[Extracted records]
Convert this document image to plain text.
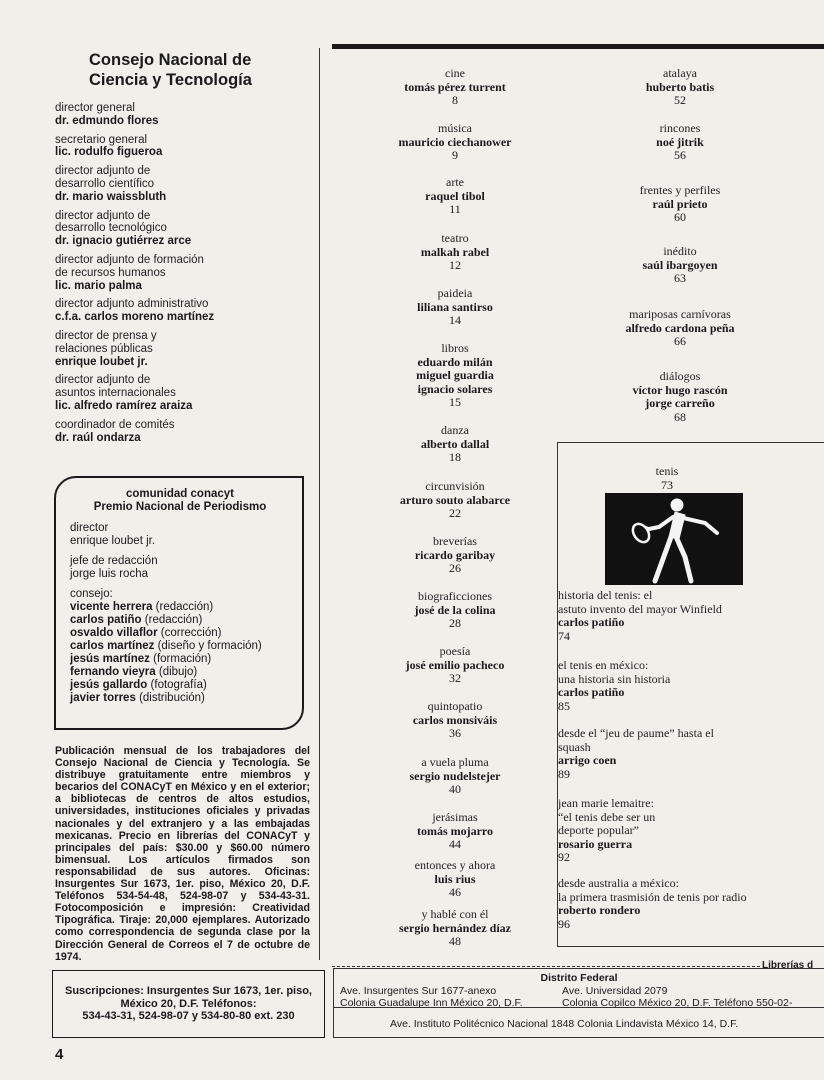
Consejo Nacional de
Ciencia y Tecnología
director general
dr. edmundo flores
secretario general
lic. rodulfo figueroa
director adjunto de
desarrollo científico
dr. mario waissbluth
director adjunto de
desarrollo tecnológico
dr. ignacio gutiérrez arce
director adjunto de formación
de recursos humanos
lic. mario palma
director adjunto administrativo
c.f.a. carlos moreno martínez
director de prensa y
relaciones públicas
enrique loubet jr.
director adjunto de
asuntos internacionales
lic. alfredo ramírez araiza
coordinador de comités
dr. raúl ondarza
comunidad conacyt
Premio Nacional de Periodismo
director
enrique loubet jr.
jefe de redacción
jorge luis rocha
consejo:
vicente herrera (redacción)
carlos patiño (redacción)
osvaldo villaflor (corrección)
carlos martínez (diseño y formación)
jesús martínez (formación)
fernando vieyra (dibujo)
jesús gallardo (fotografía)
javier torres (distribución)
Publicación mensual de los trabajadores del Consejo Nacional de Ciencia y Tecnología. Se distribuye gratuitamente entre miembros y becarios del CONACyT en México y en el exterior; a bibliotecas de centros de altos estudios, universidades, instituciones oficiales y privadas nacionales y del extranjero y a las embajadas mexicanas. Precio en librerías del CONACyT y principales del país: $30.00 y $60.00 número bimensual. Los artículos firmados son responsabilidad de sus autores. Oficinas: Insurgentes Sur 1673, 1er. piso, México 20, D.F. Teléfonos 534-54-48, 524-98-07 y 534-43-31. Fotocomposición e impresión: Creatividad Tipográfica. Tiraje: 20,000 ejemplares. Autorizado como correspondencia de segunda clase por la Dirección General de Correos el 7 de octubre de 1974.
Suscripciones: Insurgentes Sur 1673, 1er. piso,
México 20, D.F. Teléfonos:
534-43-31, 524-98-07 y 534-80-80 ext. 230
4
cine
tomás pérez turrent
8
música
mauricio ciechanower
9
arte
raquel tibol
11
teatro
malkah rabel
12
paideia
liliana santirso
14
libros
eduardo milán
miguel guardia
ignacio solares
15
danza
alberto dallal
18
circunvisión
arturo souto alabarce
22
breverías
ricardo garibay
26
biograficciones
josé de la colina
28
poesía
josé emilio pacheco
32
quintopatio
carlos monsiváis
36
a vuela pluma
sergio nudelstejer
40
jerásimas
tomás mojarro
44
entonces y ahora
luis rius
46
y hablé con él
sergio hernández díaz
48
atalaya
huberto batis
52
rincones
noé jitrik
56
frentes y perfiles
raúl prieto
60
inédito
saúl ibargoyen
63
mariposas carnívoras
alfredo cardona peña
66
diálogos
víctor hugo rascón
jorge carreño
68
tenis
73
historia del tenis: el
astuto invento del mayor Winfield
carlos patiño
74
el tenis en méxico:
una historia sin historia
carlos patiño
85
desde el “jeu de paume” hasta el
squash
arrigo coen
89
jean marie lemaitre:
“el tenis debe ser un
deporte popular”
rosario guerra
92
desde australia a méxico:
la primera trasmisión de tenis por radio
roberto rondero
96
Librerías d
Distrito Federal
Ave. Insurgentes Sur 1677-anexo
Colonia Guadalupe Inn México 20, D.F.
Ave. Universidad 2079
Colonia Copilco México 20, D.F. Teléfono 550-02-
Ave. Instituto Politécnico Nacional 1848 Colonia Lindavista México 14, D.F.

### Exercise directions
Copy all the records above exactly, but leave out the pictures.

### Written reply
Convert this document image to plain text.
Consejo Nacional de
Ciencia y Tecnología
director general
dr. edmundo flores
secretario general
lic. rodulfo figueroa
director adjunto de
desarrollo científico
dr. mario waissbluth
director adjunto de
desarrollo tecnológico
dr. ignacio gutiérrez arce
director adjunto de formación
de recursos humanos
lic. mario palma
director adjunto administrativo
c.f.a. carlos moreno martínez
director de prensa y
relaciones públicas
enrique loubet jr.
director adjunto de
asuntos internacionales
lic. alfredo ramírez araiza
coordinador de comités
dr. raúl ondarza
comunidad conacyt
Premio Nacional de Periodismo
director
enrique loubet jr.
jefe de redacción
jorge luis rocha
consejo:
vicente herrera (redacción)
carlos patiño (redacción)
osvaldo villaflor (corrección)
carlos martínez (diseño y formación)
jesús martínez (formación)
fernando vieyra (dibujo)
jesús gallardo (fotografía)
javier torres (distribución)
Publicación mensual de los trabajadores del Consejo Nacional de Ciencia y Tecnología. Se distribuye gratuitamente entre miembros y becarios del CONACyT en México y en el exterior; a bibliotecas de centros de altos estudios, universidades, instituciones oficiales y privadas nacionales y del extranjero y a las embajadas mexicanas. Precio en librerías del CONACyT y principales del país: $30.00 y $60.00 número bimensual. Los artículos firmados son responsabilidad de sus autores. Oficinas: Insurgentes Sur 1673, 1er. piso, México 20, D.F. Teléfonos 534-54-48, 524-98-07 y 534-43-31. Fotocomposición e impresión: Creatividad Tipográfica. Tiraje: 20,000 ejemplares. Autorizado como correspondencia de segunda clase por la Dirección General de Correos el 7 de octubre de 1974.
Suscripciones: Insurgentes Sur 1673, 1er. piso,
México 20, D.F. Teléfonos:
534-43-31, 524-98-07 y 534-80-80 ext. 230
4
cine
tomás pérez turrent
8
música
mauricio ciechanower
9
arte
raquel tibol
11
teatro
malkah rabel
12
paideia
liliana santirso
14
libros
eduardo milán
miguel guardia
ignacio solares
15
danza
alberto dallal
18
circunvisión
arturo souto alabarce
22
breverías
ricardo garibay
26
biograficciones
josé de la colina
28
poesía
josé emilio pacheco
32
quintopatio
carlos monsiváis
36
a vuela pluma
sergio nudelstejer
40
jerásimas
tomás mojarro
44
entonces y ahora
luis rius
46
y hablé con él
sergio hernández díaz
48
atalaya
huberto batis
52
rincones
noé jitrik
56
frentes y perfiles
raúl prieto
60
inédito
saúl ibargoyen
63
mariposas carnívoras
alfredo cardona peña
66
diálogos
víctor hugo rascón
jorge carreño
68
tenis
73
historia del tenis: el
astuto invento del mayor Winfield
carlos patiño
74
el tenis en méxico:
una historia sin historia
carlos patiño
85
desde el “jeu de paume” hasta el
squash
arrigo coen
89
jean marie lemaitre:
“el tenis debe ser un
deporte popular”
rosario guerra
92
desde australia a méxico:
la primera trasmisión de tenis por radio
roberto rondero
96
Librerías d
Distrito Federal
Ave. Insurgentes Sur 1677-anexo
Colonia Guadalupe Inn México 20, D.F.
Ave. Universidad 2079
Colonia Copilco México 20, D.F. Teléfono 550-02-
Ave. Instituto Politécnico Nacional 1848 Colonia Lindavista México 14, D.F.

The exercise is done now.